Task directions.
Find the number of lines containing the string "color" in the data. Answer with the number by itself.

Dataset rows about figures
[start]

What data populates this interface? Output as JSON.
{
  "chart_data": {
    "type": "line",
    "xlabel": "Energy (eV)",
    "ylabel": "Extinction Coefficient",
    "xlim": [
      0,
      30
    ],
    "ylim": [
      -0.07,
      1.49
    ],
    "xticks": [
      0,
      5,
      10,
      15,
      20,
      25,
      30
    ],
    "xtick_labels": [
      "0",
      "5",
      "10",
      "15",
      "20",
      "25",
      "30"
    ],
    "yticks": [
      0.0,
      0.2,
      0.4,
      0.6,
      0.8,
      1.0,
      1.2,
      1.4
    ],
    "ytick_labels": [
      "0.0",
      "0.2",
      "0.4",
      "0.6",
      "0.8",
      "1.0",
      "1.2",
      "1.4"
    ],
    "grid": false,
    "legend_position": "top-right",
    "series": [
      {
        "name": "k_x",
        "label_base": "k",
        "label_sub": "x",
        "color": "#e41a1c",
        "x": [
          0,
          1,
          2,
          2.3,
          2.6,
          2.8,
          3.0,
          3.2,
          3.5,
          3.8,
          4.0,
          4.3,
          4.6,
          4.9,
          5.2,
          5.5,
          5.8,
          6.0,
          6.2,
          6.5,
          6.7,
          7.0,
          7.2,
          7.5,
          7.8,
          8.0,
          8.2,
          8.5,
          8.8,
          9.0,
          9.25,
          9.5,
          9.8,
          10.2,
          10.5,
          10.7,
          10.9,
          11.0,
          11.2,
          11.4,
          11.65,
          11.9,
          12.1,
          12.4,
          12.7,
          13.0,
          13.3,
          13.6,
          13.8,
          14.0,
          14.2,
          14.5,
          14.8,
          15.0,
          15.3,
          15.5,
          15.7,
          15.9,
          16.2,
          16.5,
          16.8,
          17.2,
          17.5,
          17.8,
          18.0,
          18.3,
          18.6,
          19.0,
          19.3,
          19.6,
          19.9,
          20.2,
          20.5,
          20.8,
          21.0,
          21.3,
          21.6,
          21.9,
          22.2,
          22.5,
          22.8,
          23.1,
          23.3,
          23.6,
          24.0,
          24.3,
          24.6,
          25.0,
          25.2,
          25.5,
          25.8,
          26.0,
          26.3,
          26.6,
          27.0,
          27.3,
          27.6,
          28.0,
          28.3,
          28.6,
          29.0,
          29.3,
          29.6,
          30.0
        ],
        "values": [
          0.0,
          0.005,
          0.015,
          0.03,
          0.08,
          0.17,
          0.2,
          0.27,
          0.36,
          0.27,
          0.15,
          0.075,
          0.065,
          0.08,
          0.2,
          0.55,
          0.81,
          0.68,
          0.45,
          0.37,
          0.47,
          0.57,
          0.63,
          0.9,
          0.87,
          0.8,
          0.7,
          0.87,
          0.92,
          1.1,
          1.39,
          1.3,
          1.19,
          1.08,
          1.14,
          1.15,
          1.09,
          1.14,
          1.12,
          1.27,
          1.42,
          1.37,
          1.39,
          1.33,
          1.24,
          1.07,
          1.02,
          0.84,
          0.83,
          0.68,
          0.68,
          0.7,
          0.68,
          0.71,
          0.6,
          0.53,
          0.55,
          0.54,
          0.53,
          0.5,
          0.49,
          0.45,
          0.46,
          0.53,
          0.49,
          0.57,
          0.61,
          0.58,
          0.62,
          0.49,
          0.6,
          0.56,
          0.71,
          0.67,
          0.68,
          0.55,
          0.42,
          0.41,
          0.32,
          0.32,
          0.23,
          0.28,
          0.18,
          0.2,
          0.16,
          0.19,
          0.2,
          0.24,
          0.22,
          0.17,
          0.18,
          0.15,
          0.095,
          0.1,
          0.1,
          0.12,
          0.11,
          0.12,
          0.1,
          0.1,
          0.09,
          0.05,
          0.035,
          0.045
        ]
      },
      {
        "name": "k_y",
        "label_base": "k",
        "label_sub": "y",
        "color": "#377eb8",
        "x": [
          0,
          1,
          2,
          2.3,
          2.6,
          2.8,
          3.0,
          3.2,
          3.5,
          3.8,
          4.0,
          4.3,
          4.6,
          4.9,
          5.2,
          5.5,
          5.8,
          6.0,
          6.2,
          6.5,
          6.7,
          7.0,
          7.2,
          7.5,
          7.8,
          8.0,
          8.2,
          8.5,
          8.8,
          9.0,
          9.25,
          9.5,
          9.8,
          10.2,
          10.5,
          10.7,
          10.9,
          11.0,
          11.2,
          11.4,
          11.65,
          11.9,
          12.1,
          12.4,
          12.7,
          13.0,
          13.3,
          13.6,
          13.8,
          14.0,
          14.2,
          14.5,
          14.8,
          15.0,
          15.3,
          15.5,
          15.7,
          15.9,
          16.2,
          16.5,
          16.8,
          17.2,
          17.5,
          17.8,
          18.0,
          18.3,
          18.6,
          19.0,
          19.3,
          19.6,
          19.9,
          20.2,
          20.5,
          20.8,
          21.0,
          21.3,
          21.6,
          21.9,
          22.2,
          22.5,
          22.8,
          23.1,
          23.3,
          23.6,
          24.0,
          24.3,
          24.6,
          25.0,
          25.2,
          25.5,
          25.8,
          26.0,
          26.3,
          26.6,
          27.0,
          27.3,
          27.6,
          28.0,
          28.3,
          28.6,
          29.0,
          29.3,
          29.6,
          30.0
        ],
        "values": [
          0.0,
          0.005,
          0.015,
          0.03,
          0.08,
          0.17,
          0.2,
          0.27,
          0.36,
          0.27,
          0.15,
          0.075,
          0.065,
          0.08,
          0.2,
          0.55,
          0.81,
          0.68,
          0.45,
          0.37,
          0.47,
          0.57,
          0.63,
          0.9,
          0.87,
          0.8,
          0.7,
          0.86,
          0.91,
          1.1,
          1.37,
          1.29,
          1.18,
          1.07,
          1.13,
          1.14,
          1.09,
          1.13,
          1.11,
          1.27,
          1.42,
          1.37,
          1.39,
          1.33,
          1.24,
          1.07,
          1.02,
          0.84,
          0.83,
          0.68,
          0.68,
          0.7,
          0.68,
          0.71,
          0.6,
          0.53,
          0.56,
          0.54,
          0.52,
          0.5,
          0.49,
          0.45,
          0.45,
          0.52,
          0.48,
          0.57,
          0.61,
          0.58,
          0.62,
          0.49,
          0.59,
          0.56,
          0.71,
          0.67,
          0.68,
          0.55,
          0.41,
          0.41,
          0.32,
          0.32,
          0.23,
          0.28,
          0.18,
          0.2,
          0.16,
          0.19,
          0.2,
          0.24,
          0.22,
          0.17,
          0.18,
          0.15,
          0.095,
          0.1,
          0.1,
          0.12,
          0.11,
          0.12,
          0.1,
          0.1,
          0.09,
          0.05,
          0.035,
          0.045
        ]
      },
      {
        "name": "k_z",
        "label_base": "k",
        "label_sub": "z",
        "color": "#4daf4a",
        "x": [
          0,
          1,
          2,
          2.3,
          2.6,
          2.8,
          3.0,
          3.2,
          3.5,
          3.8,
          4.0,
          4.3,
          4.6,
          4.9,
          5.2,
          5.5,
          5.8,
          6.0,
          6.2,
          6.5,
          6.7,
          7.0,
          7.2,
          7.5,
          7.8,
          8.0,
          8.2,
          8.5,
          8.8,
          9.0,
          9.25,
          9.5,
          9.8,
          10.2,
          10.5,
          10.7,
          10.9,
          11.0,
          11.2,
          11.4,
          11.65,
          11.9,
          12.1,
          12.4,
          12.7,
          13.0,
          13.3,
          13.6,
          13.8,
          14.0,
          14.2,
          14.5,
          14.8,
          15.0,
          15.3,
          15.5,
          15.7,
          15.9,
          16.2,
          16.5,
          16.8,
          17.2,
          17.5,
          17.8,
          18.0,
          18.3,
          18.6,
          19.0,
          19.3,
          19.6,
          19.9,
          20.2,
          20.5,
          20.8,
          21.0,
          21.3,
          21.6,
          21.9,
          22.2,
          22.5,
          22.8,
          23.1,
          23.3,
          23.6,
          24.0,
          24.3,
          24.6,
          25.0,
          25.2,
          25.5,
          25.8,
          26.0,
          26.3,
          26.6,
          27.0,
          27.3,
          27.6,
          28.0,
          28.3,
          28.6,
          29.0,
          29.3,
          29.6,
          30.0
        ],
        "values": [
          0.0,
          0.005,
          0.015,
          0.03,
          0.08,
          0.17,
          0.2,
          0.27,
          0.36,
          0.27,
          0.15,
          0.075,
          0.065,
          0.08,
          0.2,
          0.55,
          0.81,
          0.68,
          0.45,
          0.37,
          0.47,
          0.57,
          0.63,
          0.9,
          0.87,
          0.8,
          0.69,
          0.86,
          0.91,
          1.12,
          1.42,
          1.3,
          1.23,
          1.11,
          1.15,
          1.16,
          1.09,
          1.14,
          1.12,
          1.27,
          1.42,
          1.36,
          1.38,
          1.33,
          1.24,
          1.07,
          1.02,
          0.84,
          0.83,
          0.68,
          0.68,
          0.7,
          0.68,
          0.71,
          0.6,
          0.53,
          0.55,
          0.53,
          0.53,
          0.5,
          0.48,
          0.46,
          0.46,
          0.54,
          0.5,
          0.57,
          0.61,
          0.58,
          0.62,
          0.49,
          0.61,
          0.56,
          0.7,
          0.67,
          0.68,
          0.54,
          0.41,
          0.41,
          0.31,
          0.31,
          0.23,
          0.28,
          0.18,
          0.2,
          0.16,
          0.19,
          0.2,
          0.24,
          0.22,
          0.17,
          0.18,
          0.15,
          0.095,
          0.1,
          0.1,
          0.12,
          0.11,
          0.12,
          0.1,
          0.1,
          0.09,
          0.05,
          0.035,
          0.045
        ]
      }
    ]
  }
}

[end]

Finished answer.
3